» Task to carry out
Reproduce every line, starting at the one that contains "Read all visible" and ending at the last line of the data, exactly as it stands; pictures are omitted.

Figure data in JSON
────────────────────

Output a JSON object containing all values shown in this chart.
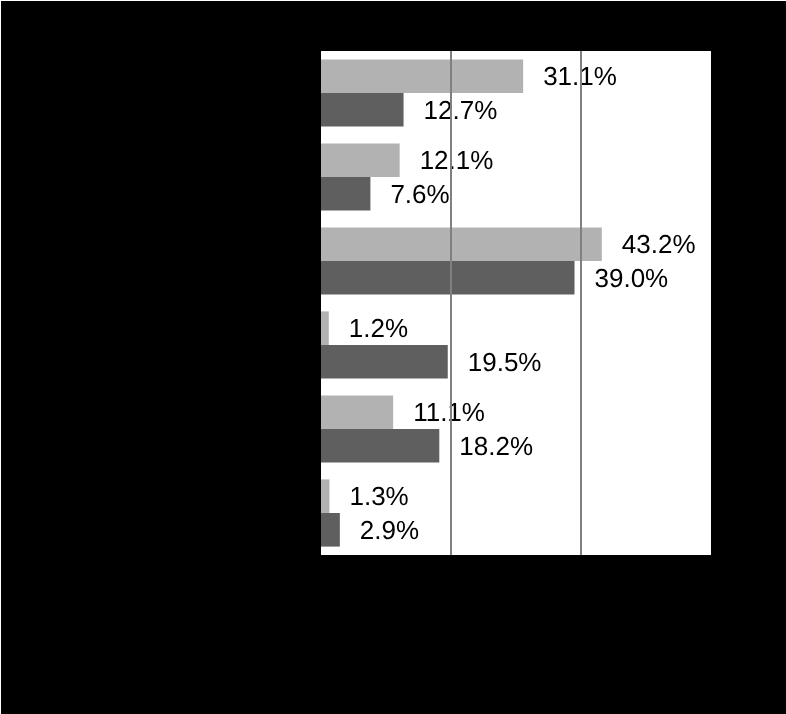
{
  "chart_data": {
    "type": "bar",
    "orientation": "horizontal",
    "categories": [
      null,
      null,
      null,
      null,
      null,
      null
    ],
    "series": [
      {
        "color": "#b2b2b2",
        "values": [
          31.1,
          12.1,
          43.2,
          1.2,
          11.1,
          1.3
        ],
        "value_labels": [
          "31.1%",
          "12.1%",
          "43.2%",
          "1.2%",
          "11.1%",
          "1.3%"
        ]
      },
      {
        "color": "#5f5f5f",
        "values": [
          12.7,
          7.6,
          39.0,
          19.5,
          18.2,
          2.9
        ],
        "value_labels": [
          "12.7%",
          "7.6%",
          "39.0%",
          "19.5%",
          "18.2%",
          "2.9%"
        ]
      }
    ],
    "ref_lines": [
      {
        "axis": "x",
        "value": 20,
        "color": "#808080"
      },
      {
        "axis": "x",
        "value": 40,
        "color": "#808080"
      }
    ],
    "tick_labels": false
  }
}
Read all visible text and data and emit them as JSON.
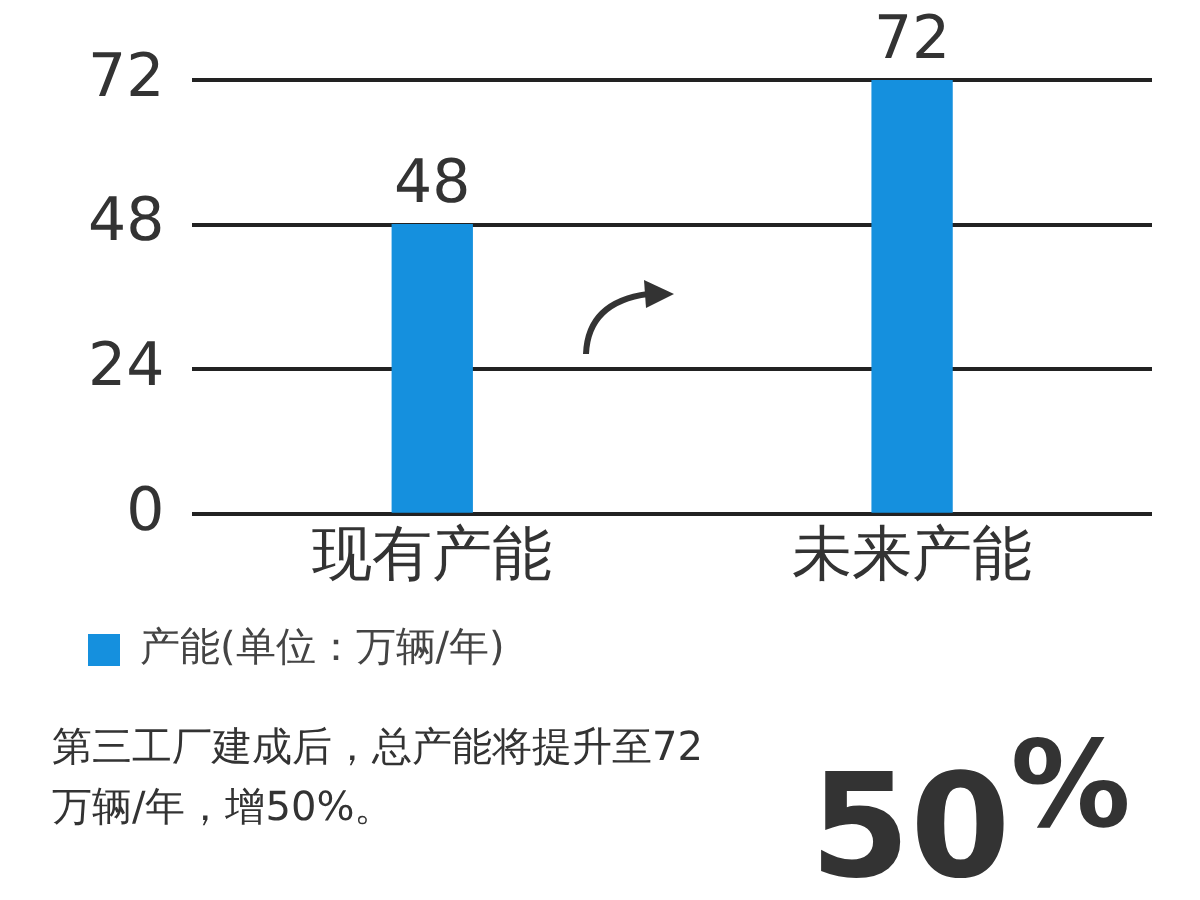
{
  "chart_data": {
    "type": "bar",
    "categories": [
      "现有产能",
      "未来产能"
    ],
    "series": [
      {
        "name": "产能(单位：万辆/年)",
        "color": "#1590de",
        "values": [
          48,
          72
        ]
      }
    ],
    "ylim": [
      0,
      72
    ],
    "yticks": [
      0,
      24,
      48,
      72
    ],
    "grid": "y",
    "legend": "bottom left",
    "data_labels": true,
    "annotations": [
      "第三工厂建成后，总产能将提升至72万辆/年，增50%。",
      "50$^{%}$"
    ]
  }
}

────────────────────

» Correct output
Read all visible text and data and emit them as JSON.
{
  "chart_data": {
    "type": "bar",
    "categories": [
      "现有产能",
      "未来产能"
    ],
    "series": [
      {
        "name": "产能(单位：万辆/年)",
        "color": "#1590de",
        "values": [
          48,
          72
        ]
      }
    ],
    "ylim": [
      0,
      72
    ],
    "yticks": [
      0,
      24,
      48,
      72
    ],
    "grid": "y",
    "legend": "bottom left",
    "data_labels": true,
    "annotations": [
      "第三工厂建成后，总产能将提升至72万辆/年，增50%。",
      "50$^{%}$"
    ]
  }
}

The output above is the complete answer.